### TASK DETAILS
Read through the data and report every line in which the word "PROYECTO" occurs.

(Records from a data collection)

────────

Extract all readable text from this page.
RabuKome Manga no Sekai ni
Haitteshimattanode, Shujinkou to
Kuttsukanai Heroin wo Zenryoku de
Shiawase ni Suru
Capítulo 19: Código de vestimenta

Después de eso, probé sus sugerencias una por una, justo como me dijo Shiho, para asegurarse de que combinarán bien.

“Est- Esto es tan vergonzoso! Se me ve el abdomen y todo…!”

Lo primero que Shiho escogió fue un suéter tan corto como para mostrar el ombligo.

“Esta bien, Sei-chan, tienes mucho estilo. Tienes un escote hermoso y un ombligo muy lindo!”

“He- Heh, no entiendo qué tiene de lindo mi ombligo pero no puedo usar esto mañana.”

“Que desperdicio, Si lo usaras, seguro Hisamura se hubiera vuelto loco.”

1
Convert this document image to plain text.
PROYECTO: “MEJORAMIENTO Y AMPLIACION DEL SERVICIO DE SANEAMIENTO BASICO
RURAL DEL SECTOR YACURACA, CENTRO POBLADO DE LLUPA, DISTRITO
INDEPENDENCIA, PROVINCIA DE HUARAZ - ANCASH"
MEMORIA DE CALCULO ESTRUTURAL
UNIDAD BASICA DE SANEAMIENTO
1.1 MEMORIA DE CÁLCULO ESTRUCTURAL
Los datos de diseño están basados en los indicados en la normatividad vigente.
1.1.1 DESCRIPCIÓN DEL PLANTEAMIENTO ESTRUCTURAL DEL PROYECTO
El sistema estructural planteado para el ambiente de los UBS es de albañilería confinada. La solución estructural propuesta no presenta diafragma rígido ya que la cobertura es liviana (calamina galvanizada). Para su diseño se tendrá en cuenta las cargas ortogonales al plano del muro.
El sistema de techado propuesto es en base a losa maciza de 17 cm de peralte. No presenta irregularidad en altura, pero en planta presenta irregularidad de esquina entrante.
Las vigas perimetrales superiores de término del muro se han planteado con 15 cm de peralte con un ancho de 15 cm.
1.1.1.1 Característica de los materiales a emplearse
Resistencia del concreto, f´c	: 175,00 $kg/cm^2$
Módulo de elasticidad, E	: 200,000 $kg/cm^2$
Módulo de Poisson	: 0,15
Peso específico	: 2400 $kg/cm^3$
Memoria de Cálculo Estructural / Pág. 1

────────

### PROBLEM SOLUTION
PROYECTO: “MEJORAMIENTO Y AMPLIACION DEL SERVICIO DE SANEAMIENTO BASICO
1.1.1 DESCRIPCIÓN DEL PLANTEAMIENTO ESTRUCTURAL DEL PROYECTO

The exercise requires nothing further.